▸ Given information:
◆ ◆ ◆ ◆ ◆

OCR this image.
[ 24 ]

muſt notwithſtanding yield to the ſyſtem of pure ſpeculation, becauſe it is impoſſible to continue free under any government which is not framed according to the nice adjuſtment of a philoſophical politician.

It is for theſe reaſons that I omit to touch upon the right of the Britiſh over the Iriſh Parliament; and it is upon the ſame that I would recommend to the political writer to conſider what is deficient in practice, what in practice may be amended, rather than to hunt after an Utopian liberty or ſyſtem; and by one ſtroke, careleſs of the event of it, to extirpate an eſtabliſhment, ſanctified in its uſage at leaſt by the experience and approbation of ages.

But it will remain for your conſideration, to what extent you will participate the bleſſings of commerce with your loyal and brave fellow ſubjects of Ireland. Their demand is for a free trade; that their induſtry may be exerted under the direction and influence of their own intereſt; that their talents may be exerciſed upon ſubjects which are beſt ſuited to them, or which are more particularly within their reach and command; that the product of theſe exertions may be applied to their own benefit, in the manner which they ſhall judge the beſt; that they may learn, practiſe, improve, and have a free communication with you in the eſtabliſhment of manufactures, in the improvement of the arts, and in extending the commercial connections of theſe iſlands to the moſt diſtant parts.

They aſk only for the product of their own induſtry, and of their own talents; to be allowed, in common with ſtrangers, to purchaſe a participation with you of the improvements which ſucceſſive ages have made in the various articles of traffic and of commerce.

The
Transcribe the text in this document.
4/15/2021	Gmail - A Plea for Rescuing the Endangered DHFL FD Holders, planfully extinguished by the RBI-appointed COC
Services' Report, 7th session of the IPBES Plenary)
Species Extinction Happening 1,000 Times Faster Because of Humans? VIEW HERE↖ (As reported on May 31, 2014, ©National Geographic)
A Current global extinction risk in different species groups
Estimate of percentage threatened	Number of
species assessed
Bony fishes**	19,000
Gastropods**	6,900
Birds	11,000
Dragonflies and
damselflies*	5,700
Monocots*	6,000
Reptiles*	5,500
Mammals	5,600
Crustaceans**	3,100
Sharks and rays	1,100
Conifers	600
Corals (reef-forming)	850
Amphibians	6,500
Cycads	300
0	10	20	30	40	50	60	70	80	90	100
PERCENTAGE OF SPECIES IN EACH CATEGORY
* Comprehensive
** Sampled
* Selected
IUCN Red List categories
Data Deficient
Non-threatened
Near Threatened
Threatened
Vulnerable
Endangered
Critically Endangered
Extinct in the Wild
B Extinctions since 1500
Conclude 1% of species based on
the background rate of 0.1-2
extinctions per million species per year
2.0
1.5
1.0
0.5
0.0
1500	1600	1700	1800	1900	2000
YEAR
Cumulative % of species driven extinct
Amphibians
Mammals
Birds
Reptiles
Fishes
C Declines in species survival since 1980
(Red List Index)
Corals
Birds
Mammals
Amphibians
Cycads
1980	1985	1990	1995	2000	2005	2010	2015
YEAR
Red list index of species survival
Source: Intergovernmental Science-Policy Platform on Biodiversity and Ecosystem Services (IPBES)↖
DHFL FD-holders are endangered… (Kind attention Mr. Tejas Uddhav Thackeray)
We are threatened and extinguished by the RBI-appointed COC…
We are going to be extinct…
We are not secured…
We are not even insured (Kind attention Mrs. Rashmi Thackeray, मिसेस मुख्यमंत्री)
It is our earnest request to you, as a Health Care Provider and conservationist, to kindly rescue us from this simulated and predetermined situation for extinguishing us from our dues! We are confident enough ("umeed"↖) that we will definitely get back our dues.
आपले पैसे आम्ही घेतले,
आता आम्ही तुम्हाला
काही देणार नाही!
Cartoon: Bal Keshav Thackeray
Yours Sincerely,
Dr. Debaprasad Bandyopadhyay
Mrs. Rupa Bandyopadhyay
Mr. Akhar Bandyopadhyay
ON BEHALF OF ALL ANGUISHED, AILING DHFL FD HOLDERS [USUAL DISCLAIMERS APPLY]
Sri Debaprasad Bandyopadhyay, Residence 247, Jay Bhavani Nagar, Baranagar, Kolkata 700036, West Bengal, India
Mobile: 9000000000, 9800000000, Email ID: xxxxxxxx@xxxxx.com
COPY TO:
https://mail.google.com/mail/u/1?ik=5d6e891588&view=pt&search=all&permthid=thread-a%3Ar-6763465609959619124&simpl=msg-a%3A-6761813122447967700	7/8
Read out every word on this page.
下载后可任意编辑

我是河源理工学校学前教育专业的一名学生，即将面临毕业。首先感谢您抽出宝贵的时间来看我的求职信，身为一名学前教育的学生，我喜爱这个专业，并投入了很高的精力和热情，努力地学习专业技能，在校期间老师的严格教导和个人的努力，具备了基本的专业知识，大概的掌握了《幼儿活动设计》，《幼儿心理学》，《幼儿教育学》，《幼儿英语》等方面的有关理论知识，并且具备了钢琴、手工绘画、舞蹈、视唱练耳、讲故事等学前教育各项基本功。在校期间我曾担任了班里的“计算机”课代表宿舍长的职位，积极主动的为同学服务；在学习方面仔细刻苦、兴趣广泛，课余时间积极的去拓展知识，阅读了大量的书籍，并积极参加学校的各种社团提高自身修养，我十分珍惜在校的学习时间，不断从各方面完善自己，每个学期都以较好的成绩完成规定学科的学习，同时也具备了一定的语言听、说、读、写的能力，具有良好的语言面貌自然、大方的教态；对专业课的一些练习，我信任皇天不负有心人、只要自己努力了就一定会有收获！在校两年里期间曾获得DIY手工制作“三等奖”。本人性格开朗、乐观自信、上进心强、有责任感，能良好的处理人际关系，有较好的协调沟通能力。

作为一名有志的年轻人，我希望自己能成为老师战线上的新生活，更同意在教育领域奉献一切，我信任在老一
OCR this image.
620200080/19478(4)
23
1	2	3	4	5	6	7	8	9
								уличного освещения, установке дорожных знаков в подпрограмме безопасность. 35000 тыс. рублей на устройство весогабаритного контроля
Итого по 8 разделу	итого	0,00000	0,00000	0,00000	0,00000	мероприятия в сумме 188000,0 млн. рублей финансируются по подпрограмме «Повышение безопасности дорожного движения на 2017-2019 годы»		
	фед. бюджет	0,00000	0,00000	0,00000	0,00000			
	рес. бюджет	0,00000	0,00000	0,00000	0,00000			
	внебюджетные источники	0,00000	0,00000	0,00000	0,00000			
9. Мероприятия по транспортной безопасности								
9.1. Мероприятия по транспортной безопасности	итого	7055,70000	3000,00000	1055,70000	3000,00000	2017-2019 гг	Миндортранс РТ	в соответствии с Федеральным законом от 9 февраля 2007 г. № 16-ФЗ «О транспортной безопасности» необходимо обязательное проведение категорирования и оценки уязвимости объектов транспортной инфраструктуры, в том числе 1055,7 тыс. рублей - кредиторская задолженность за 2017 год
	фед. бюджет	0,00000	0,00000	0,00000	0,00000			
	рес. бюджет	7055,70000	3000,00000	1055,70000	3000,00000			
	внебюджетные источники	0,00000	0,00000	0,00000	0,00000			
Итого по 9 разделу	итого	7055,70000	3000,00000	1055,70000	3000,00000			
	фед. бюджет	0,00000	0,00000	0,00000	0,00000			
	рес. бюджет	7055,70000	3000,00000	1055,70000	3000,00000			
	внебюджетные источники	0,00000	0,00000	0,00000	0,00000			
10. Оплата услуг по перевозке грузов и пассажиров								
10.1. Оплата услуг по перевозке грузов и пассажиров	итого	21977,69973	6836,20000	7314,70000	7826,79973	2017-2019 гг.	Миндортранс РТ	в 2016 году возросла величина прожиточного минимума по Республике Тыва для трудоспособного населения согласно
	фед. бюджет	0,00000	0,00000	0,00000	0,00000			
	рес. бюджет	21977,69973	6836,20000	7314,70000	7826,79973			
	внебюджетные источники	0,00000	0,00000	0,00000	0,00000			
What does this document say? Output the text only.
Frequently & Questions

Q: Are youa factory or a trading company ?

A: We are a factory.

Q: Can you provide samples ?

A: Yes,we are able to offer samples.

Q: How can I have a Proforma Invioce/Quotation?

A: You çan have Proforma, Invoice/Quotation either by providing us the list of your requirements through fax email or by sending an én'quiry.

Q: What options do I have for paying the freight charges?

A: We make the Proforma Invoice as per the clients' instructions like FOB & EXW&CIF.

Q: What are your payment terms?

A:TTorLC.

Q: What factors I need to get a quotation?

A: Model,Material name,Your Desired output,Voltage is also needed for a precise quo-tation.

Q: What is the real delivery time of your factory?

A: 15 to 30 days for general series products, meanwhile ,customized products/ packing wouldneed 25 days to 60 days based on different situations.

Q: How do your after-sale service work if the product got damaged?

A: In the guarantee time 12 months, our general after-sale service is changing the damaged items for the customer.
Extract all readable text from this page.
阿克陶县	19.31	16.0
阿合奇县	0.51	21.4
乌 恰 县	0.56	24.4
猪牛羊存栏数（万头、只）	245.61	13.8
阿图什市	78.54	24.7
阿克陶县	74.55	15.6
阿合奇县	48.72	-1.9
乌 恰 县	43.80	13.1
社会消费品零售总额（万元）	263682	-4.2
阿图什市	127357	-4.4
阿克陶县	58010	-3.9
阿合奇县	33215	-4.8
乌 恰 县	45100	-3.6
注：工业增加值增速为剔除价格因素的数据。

◆ ◆ ◆ ◆ ◆

▸ Objective: Gather every line from the entries above where the word "рублей" appears, and copy them.

▸ Result for this task:
								уличного освещения, установке дорожных знаков в подпрограмме безопасность. 35000 тыс. рублей на устройство весогабаритного контроля
Итого по 8 разделу	итого	0,00000	0,00000	0,00000	0,00000	мероприятия в сумме 188000,0 млн. рублей финансируются по подпрограмме «Повышение безопасности дорожного движения на 2017-2019 годы»		
9.1. Мероприятия по транспортной безопасности	итого	7055,70000	3000,00000	1055,70000	3000,00000	2017-2019 гг	Миндортранс РТ	в соответствии с Федеральным законом от 9 февраля 2007 г. № 16-ФЗ «О транспортной безопасности» необходимо обязательное проведение категорирования и оценки уязвимости объектов транспортной инфраструктуры, в том числе 1055,7 тыс. рублей - кредиторская задолженность за 2017 год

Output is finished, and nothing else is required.